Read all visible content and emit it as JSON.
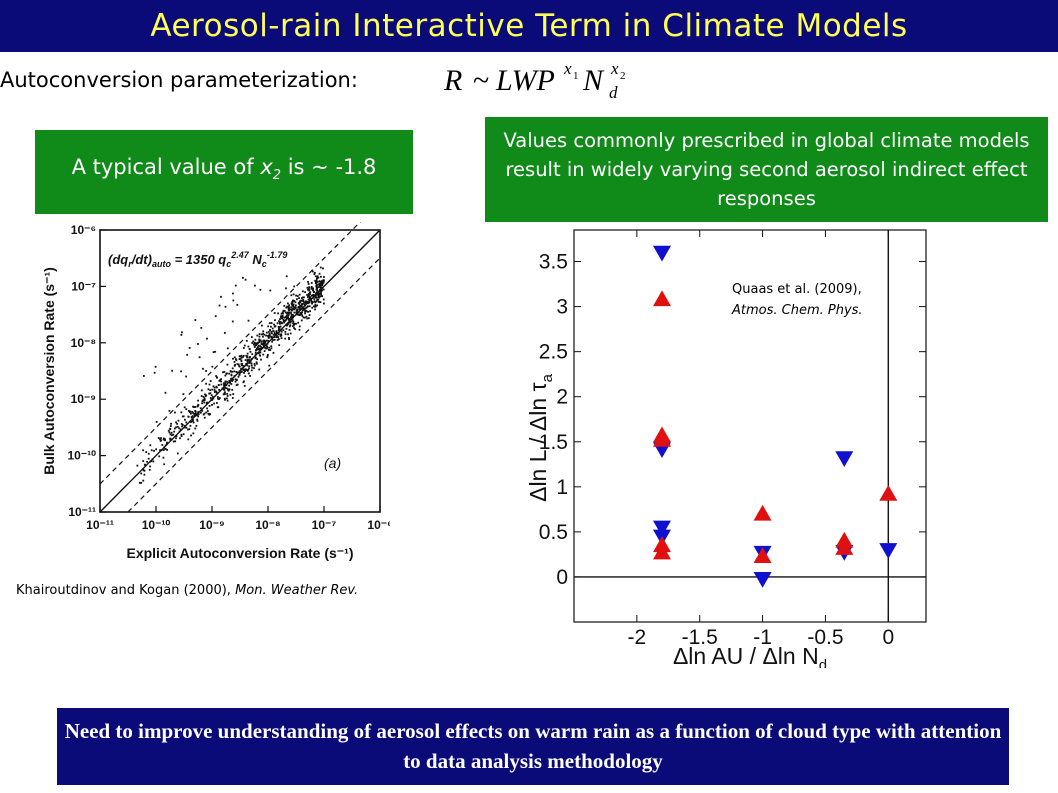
{
  "title": "Aerosol-rain Interactive Term in Climate Models",
  "autoconversion_label": "Autoconversion parameterization:",
  "formula": {
    "lhs": "R",
    "op": "~",
    "lwp": "LWP",
    "x1": "x",
    "x1_sub": "1",
    "n": "N",
    "n_sub": "d",
    "x2": "x",
    "x2_sub": "2"
  },
  "left_box": {
    "text_pre": "A typical value of ",
    "var": "x",
    "sub": "2",
    "text_post": " is ~ -1.8"
  },
  "right_box": {
    "text": "Values commonly prescribed in global climate models result in widely varying second aerosol indirect effect responses"
  },
  "left_caption": {
    "authors": "Khairoutdinov and Kogan (2000), ",
    "journal": "Mon. Weather Rev."
  },
  "quaas": {
    "line1": "Quaas et al. (2009),",
    "line2": "Atmos. Chem. Phys."
  },
  "bottom_text": "Need to improve understanding of aerosol effects on warm rain as a function of cloud type with attention to data analysis methodology",
  "colors": {
    "title_bg": "#0a0a78",
    "title_text": "#ffff55",
    "green": "#108a18",
    "red": "#e01010",
    "blue": "#1010d0"
  },
  "chart_data": [
    {
      "type": "scatter",
      "title": "(dq_r/dt)_auto = 1350 q_c^2.47 N_c^-1.79",
      "panel_label": "(a)",
      "xlabel": "Explicit Autoconversion Rate (s⁻¹)",
      "ylabel": "Bulk Autoconversion Rate (s⁻¹)",
      "xscale": "log",
      "yscale": "log",
      "xlim": [
        1e-11,
        1e-06
      ],
      "ylim": [
        1e-11,
        1e-06
      ],
      "x_ticks": [
        "10⁻¹¹",
        "10⁻¹⁰",
        "10⁻⁹",
        "10⁻⁸",
        "10⁻⁷",
        "10⁻⁶"
      ],
      "y_ticks": [
        "10⁻⁶",
        "10⁻⁷",
        "10⁻⁸",
        "10⁻⁹",
        "10⁻¹⁰",
        "10⁻¹¹"
      ],
      "lines": [
        "1:1 (solid)",
        "factor-of-2 bounds (dashed)"
      ]
    },
    {
      "type": "scatter",
      "xlabel": "Δln AU / Δln N_d",
      "ylabel": "Δln L / Δln τ_a",
      "xlim": [
        -2.5,
        0.3
      ],
      "ylim": [
        -0.5,
        3.85
      ],
      "x_ticks": [
        "-2",
        "-1.5",
        "-1",
        "-0.5",
        "0"
      ],
      "y_ticks": [
        "0",
        "0.5",
        "1",
        "1.5",
        "2",
        "2.5",
        "3",
        "3.5"
      ],
      "series": [
        {
          "marker": "triangle-down",
          "color": "#1010d0",
          "points": [
            [
              -1.8,
              3.6
            ],
            [
              -1.8,
              1.42
            ],
            [
              -1.8,
              0.55
            ],
            [
              -1.8,
              0.45
            ],
            [
              -1.0,
              0.27
            ],
            [
              -1.0,
              -0.02
            ],
            [
              -0.35,
              1.32
            ],
            [
              -0.35,
              0.28
            ],
            [
              0.0,
              0.3
            ]
          ]
        },
        {
          "marker": "triangle-up",
          "color": "#e01010",
          "points": [
            [
              -1.8,
              3.08
            ],
            [
              -1.8,
              1.57
            ],
            [
              -1.8,
              1.52
            ],
            [
              -1.8,
              0.35
            ],
            [
              -1.8,
              0.27
            ],
            [
              -1.0,
              0.7
            ],
            [
              -1.0,
              0.23
            ],
            [
              -0.35,
              0.4
            ],
            [
              -0.35,
              0.32
            ],
            [
              0.0,
              0.92
            ]
          ]
        }
      ]
    }
  ]
}
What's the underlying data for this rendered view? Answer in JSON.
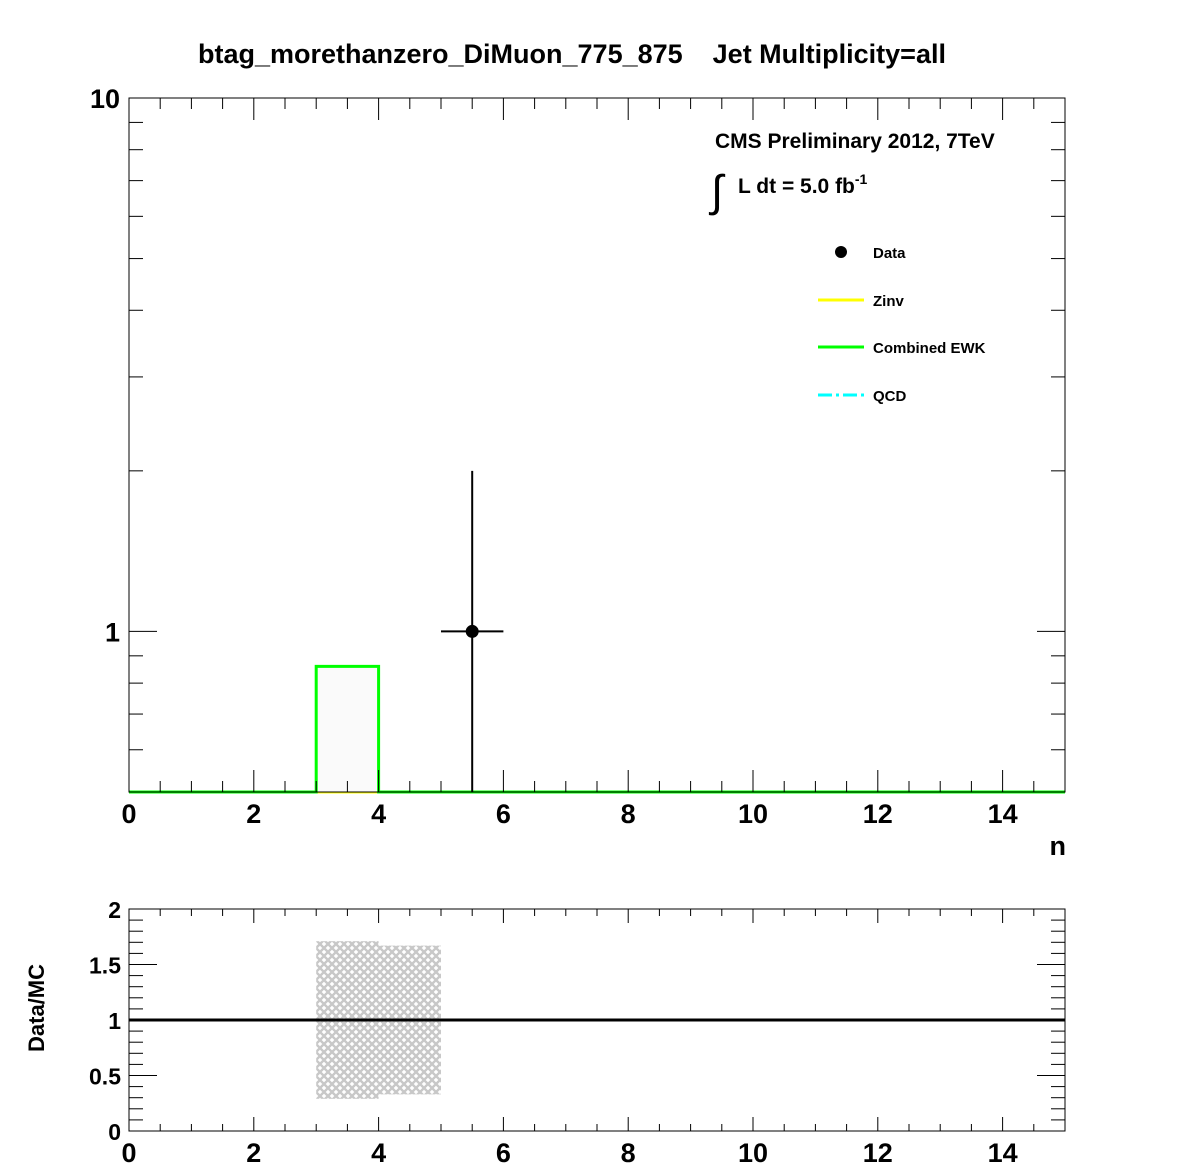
{
  "title": "btag_morethanzero_DiMuon_775_875    Jet Multiplicity=all",
  "cms_label": "CMS Preliminary 2012, 7TeV",
  "lumi_label": "L dt = 5.0 fb",
  "lumi_exponent": "-1",
  "integral_symbol": "∫",
  "colors": {
    "data": "#000000",
    "zinv": "#ffff00",
    "ewk": "#00ff00",
    "qcd": "#00ffff",
    "band": "#c8c8c8",
    "ratio_line": "#000000"
  },
  "chart_data": [
    {
      "type": "line",
      "scale": "log-y",
      "xlabel": "n",
      "ylabel": "",
      "xlim": [
        0,
        15
      ],
      "ylim": [
        0.5,
        10
      ],
      "x_ticks": [
        "0",
        "2",
        "4",
        "6",
        "8",
        "10",
        "12",
        "14"
      ],
      "y_ticks": [
        "1",
        "10"
      ],
      "legend": {
        "placement": "top-right",
        "entries": [
          {
            "label": "Data",
            "style": "marker"
          },
          {
            "label": "Zinv",
            "style": "line"
          },
          {
            "label": "Combined EWK",
            "style": "line"
          },
          {
            "label": "QCD",
            "style": "dashdot"
          }
        ]
      },
      "bin_edges": [
        0,
        1,
        2,
        3,
        4,
        5,
        6,
        7,
        8,
        9,
        10,
        11,
        12,
        13,
        14,
        15
      ],
      "series": [
        {
          "name": "Data",
          "kind": "points",
          "points": [
            {
              "x": 5.5,
              "y": 1,
              "xerr": 0.5,
              "y_low": 0.5,
              "y_high": 2.0
            }
          ]
        },
        {
          "name": "Zinv",
          "kind": "hist",
          "values": [
            0,
            0,
            0,
            0,
            0,
            0,
            0,
            0,
            0,
            0,
            0,
            0,
            0,
            0,
            0
          ]
        },
        {
          "name": "Combined EWK",
          "kind": "hist",
          "values": [
            0,
            0,
            0,
            0.86,
            0,
            0,
            0,
            0,
            0,
            0,
            0,
            0,
            0,
            0,
            0
          ]
        },
        {
          "name": "QCD",
          "kind": "hist",
          "values": [
            0,
            0,
            0,
            0,
            0,
            0,
            0,
            0,
            0,
            0,
            0,
            0,
            0,
            0,
            0
          ]
        }
      ]
    },
    {
      "type": "line",
      "xlabel": "",
      "ylabel": "Data/MC",
      "xlim": [
        0,
        15
      ],
      "ylim": [
        0,
        2
      ],
      "x_ticks": [
        "0",
        "2",
        "4",
        "6",
        "8",
        "10",
        "12",
        "14"
      ],
      "y_ticks": [
        "0",
        "0.5",
        "1",
        "1.5",
        "2"
      ],
      "reference_line": 1,
      "uncertainty_band": [
        {
          "x_low": 3,
          "x_high": 4,
          "y_low": 0.29,
          "y_high": 1.71
        },
        {
          "x_low": 4,
          "x_high": 5,
          "y_low": 0.33,
          "y_high": 1.67
        }
      ]
    }
  ]
}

• • • • •

→ **STATED PROBLEM**
Keep the pictures out of the copy and write out the data exactly as it stands.

→ **ANSWER TO THIS PROBLEM**
Read all visible content and emit it as JSON.
{
  "title": "Aerosol-rain Interactive Term in Climate Models",
  "autoconversion_label": "Autoconversion parameterization:",
  "formula": {
    "lhs": "R",
    "op": "~",
    "lwp": "LWP",
    "x1": "x",
    "x1_sub": "1",
    "n": "N",
    "n_sub": "d",
    "x2": "x",
    "x2_sub": "2"
  },
  "left_box": {
    "text_pre": "A typical value of ",
    "var": "x",
    "sub": "2",
    "text_post": " is ~ -1.8"
  },
  "right_box": {
    "text": "Values commonly prescribed in global climate models result in widely varying second aerosol indirect effect responses"
  },
  "left_caption": {
    "authors": "Khairoutdinov and Kogan (2000), ",
    "journal": "Mon. Weather Rev."
  },
  "quaas": {
    "line1": "Quaas et al. (2009),",
    "line2": "Atmos. Chem. Phys."
  },
  "bottom_text": "Need to improve understanding of aerosol effects on warm rain as a function of cloud type with attention to data analysis methodology",
  "colors": {
    "title_bg": "#0a0a78",
    "title_text": "#ffff55",
    "green": "#108a18",
    "red": "#e01010",
    "blue": "#1010d0"
  },
  "chart_data": [
    {
      "type": "scatter",
      "title": "(dq_r/dt)_auto = 1350 q_c^2.47 N_c^-1.79",
      "panel_label": "(a)",
      "xlabel": "Explicit Autoconversion Rate (s⁻¹)",
      "ylabel": "Bulk Autoconversion Rate (s⁻¹)",
      "xscale": "log",
      "yscale": "log",
      "xlim": [
        1e-11,
        1e-06
      ],
      "ylim": [
        1e-11,
        1e-06
      ],
      "x_ticks": [
        "10⁻¹¹",
        "10⁻¹⁰",
        "10⁻⁹",
        "10⁻⁸",
        "10⁻⁷",
        "10⁻⁶"
      ],
      "y_ticks": [
        "10⁻⁶",
        "10⁻⁷",
        "10⁻⁸",
        "10⁻⁹",
        "10⁻¹⁰",
        "10⁻¹¹"
      ],
      "lines": [
        "1:1 (solid)",
        "factor-of-2 bounds (dashed)"
      ]
    },
    {
      "type": "scatter",
      "xlabel": "Δln AU / Δln N_d",
      "ylabel": "Δln L / Δln τ_a",
      "xlim": [
        -2.5,
        0.3
      ],
      "ylim": [
        -0.5,
        3.85
      ],
      "x_ticks": [
        "-2",
        "-1.5",
        "-1",
        "-0.5",
        "0"
      ],
      "y_ticks": [
        "0",
        "0.5",
        "1",
        "1.5",
        "2",
        "2.5",
        "3",
        "3.5"
      ],
      "series": [
        {
          "marker": "triangle-down",
          "color": "#1010d0",
          "points": [
            [
              -1.8,
              3.6
            ],
            [
              -1.8,
              1.42
            ],
            [
              -1.8,
              0.55
            ],
            [
              -1.8,
              0.45
            ],
            [
              -1.0,
              0.27
            ],
            [
              -1.0,
              -0.02
            ],
            [
              -0.35,
              1.32
            ],
            [
              -0.35,
              0.28
            ],
            [
              0.0,
              0.3
            ]
          ]
        },
        {
          "marker": "triangle-up",
          "color": "#e01010",
          "points": [
            [
              -1.8,
              3.08
            ],
            [
              -1.8,
              1.57
            ],
            [
              -1.8,
              1.52
            ],
            [
              -1.8,
              0.35
            ],
            [
              -1.8,
              0.27
            ],
            [
              -1.0,
              0.7
            ],
            [
              -1.0,
              0.23
            ],
            [
              -0.35,
              0.4
            ],
            [
              -0.35,
              0.32
            ],
            [
              0.0,
              0.92
            ]
          ]
        }
      ]
    }
  ]
}
What's the underlying data for this rendered view? Answer in JSON.
{
  "title": "btag_morethanzero_DiMuon_775_875    Jet Multiplicity=all",
  "cms_label": "CMS Preliminary 2012, 7TeV",
  "lumi_label": "L dt = 5.0 fb",
  "lumi_exponent": "-1",
  "integral_symbol": "∫",
  "colors": {
    "data": "#000000",
    "zinv": "#ffff00",
    "ewk": "#00ff00",
    "qcd": "#00ffff",
    "band": "#c8c8c8",
    "ratio_line": "#000000"
  },
  "chart_data": [
    {
      "type": "line",
      "scale": "log-y",
      "xlabel": "n",
      "ylabel": "",
      "xlim": [
        0,
        15
      ],
      "ylim": [
        0.5,
        10
      ],
      "x_ticks": [
        "0",
        "2",
        "4",
        "6",
        "8",
        "10",
        "12",
        "14"
      ],
      "y_ticks": [
        "1",
        "10"
      ],
      "legend": {
        "placement": "top-right",
        "entries": [
          {
            "label": "Data",
            "style": "marker"
          },
          {
            "label": "Zinv",
            "style": "line"
          },
          {
            "label": "Combined EWK",
            "style": "line"
          },
          {
            "label": "QCD",
            "style": "dashdot"
          }
        ]
      },
      "bin_edges": [
        0,
        1,
        2,
        3,
        4,
        5,
        6,
        7,
        8,
        9,
        10,
        11,
        12,
        13,
        14,
        15
      ],
      "series": [
        {
          "name": "Data",
          "kind": "points",
          "points": [
            {
              "x": 5.5,
              "y": 1,
              "xerr": 0.5,
              "y_low": 0.5,
              "y_high": 2.0
            }
          ]
        },
        {
          "name": "Zinv",
          "kind": "hist",
          "values": [
            0,
            0,
            0,
            0,
            0,
            0,
            0,
            0,
            0,
            0,
            0,
            0,
            0,
            0,
            0
          ]
        },
        {
          "name": "Combined EWK",
          "kind": "hist",
          "values": [
            0,
            0,
            0,
            0.86,
            0,
            0,
            0,
            0,
            0,
            0,
            0,
            0,
            0,
            0,
            0
          ]
        },
        {
          "name": "QCD",
          "kind": "hist",
          "values": [
            0,
            0,
            0,
            0,
            0,
            0,
            0,
            0,
            0,
            0,
            0,
            0,
            0,
            0,
            0
          ]
        }
      ]
    },
    {
      "type": "line",
      "xlabel": "",
      "ylabel": "Data/MC",
      "xlim": [
        0,
        15
      ],
      "ylim": [
        0,
        2
      ],
      "x_ticks": [
        "0",
        "2",
        "4",
        "6",
        "8",
        "10",
        "12",
        "14"
      ],
      "y_ticks": [
        "0",
        "0.5",
        "1",
        "1.5",
        "2"
      ],
      "reference_line": 1,
      "uncertainty_band": [
        {
          "x_low": 3,
          "x_high": 4,
          "y_low": 0.29,
          "y_high": 1.71
        },
        {
          "x_low": 4,
          "x_high": 5,
          "y_low": 0.33,
          "y_high": 1.67
        }
      ]
    }
  ]
}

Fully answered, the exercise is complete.